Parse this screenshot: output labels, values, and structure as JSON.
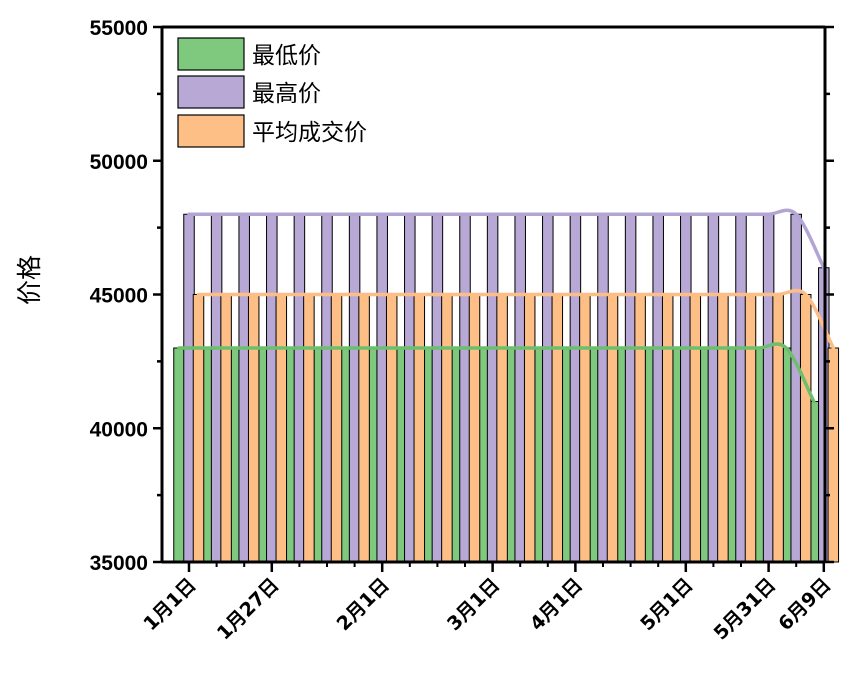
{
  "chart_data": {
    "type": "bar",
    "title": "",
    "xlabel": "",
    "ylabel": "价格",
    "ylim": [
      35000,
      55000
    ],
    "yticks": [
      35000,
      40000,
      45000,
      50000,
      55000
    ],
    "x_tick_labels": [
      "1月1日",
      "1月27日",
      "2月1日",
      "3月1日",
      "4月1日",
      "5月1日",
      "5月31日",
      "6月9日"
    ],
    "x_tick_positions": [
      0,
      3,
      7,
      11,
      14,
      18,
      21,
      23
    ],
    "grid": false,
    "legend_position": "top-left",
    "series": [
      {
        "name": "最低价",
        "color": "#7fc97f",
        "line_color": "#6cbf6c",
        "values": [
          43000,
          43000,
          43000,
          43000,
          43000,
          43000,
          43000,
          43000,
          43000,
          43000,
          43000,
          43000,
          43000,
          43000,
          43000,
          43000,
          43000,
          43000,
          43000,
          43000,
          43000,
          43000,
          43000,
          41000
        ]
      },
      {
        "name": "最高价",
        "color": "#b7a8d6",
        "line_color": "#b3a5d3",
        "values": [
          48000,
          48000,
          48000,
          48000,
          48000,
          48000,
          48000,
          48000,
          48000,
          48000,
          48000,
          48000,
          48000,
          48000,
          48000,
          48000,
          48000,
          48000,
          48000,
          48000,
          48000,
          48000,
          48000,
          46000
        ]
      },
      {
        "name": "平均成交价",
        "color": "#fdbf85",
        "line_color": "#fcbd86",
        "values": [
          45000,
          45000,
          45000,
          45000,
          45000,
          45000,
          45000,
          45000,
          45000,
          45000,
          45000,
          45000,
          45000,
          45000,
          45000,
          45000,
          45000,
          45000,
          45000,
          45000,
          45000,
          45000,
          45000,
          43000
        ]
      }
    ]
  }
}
###
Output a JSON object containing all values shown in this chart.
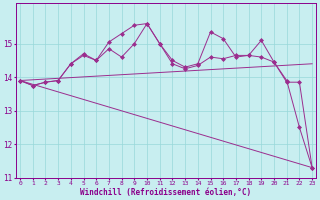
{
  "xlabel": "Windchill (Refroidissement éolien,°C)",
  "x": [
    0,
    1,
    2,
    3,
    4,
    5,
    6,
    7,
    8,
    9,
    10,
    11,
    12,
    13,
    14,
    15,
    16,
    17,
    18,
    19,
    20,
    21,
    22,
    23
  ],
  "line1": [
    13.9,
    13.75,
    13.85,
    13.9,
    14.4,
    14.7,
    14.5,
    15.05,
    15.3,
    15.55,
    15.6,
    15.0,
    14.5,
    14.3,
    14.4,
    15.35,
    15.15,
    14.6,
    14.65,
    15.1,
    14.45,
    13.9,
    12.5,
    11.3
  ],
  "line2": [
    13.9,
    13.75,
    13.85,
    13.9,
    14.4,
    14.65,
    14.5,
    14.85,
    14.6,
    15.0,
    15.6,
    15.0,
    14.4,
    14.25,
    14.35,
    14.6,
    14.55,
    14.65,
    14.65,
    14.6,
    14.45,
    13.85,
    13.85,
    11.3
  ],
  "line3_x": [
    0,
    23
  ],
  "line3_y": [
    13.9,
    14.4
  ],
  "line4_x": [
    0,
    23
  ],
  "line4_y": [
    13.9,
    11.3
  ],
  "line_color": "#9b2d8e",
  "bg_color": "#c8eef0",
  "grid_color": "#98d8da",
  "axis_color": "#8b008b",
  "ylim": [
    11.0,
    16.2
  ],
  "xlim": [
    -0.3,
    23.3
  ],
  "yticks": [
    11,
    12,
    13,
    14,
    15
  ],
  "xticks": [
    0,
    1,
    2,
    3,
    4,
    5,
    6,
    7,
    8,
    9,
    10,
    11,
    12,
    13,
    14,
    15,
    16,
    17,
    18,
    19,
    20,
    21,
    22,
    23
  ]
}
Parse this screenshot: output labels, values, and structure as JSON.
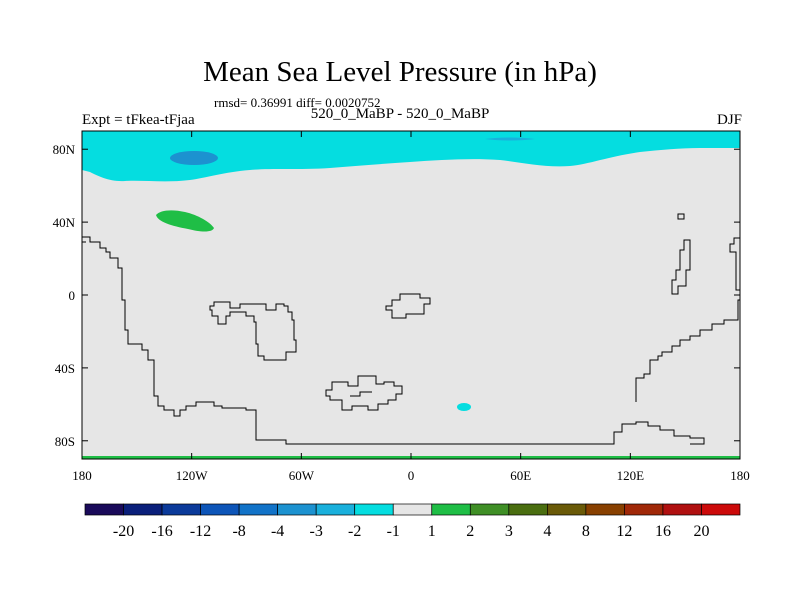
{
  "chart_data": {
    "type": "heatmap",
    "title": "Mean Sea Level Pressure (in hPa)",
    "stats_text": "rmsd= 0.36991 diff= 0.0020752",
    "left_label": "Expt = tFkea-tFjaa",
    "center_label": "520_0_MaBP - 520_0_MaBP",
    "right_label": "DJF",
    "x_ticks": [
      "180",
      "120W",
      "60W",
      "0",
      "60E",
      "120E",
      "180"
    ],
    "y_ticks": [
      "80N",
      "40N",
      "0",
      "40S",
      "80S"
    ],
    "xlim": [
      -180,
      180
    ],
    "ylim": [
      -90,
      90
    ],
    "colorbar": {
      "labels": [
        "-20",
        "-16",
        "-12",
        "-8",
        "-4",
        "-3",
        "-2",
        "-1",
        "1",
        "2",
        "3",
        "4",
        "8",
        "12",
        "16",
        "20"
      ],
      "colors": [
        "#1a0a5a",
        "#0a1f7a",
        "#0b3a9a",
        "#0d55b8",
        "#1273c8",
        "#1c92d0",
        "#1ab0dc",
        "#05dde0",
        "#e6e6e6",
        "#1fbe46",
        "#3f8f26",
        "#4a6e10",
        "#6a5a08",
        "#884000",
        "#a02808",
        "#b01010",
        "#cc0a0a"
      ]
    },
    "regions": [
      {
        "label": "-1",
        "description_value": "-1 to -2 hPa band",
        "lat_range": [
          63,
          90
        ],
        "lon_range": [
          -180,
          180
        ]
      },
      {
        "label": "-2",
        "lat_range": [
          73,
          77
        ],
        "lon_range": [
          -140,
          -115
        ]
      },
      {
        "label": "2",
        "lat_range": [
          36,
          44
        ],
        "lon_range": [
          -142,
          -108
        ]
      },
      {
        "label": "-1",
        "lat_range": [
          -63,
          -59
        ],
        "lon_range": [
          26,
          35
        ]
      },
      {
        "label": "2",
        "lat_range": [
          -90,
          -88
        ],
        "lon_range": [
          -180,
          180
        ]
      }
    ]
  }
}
###
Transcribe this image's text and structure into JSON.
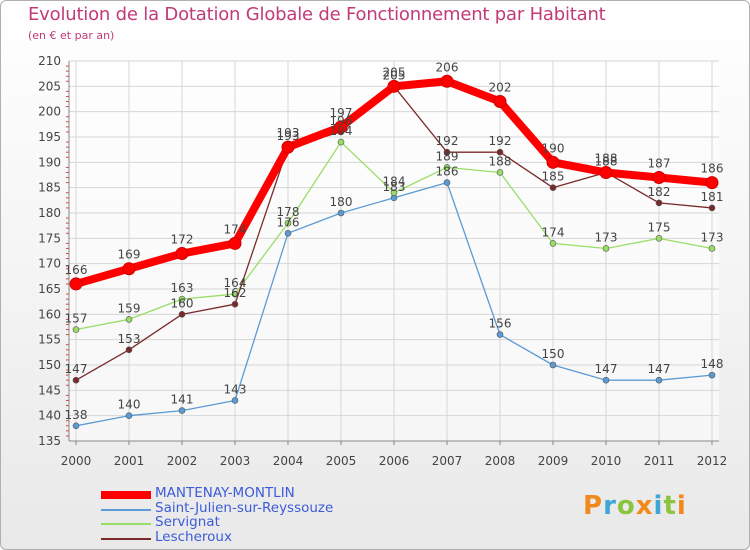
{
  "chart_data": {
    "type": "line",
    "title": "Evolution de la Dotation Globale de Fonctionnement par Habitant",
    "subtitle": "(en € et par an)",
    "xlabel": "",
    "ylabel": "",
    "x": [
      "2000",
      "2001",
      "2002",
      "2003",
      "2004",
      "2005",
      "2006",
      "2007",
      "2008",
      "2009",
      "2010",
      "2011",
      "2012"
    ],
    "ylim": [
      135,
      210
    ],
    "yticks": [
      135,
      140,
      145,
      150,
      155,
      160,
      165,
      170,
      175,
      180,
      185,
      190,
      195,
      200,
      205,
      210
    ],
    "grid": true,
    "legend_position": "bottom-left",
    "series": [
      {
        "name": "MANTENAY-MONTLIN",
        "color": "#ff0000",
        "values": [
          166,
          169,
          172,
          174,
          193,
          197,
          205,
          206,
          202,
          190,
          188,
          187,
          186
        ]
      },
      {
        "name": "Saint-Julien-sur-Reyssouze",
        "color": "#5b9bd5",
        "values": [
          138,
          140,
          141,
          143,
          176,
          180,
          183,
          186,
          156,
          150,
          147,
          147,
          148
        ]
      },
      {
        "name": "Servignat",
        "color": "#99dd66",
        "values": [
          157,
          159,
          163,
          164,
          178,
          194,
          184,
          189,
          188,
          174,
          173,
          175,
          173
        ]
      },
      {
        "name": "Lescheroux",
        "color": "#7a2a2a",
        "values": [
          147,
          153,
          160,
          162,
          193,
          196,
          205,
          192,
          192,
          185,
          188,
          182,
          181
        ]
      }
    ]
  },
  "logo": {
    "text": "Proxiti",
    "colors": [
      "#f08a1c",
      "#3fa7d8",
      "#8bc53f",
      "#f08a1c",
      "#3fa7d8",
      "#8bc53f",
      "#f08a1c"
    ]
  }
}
###
▶ [Written task] Show every line of the records above that contains the word "JSON".

▶ [Result]
Parse this screenshot: output labels, values, and structure as JSON.
Output a JSON object containing all values shown in this chart.
Parse this screenshot: output labels, values, and structure as JSON.
Transcribe this image's text and structure into JSON.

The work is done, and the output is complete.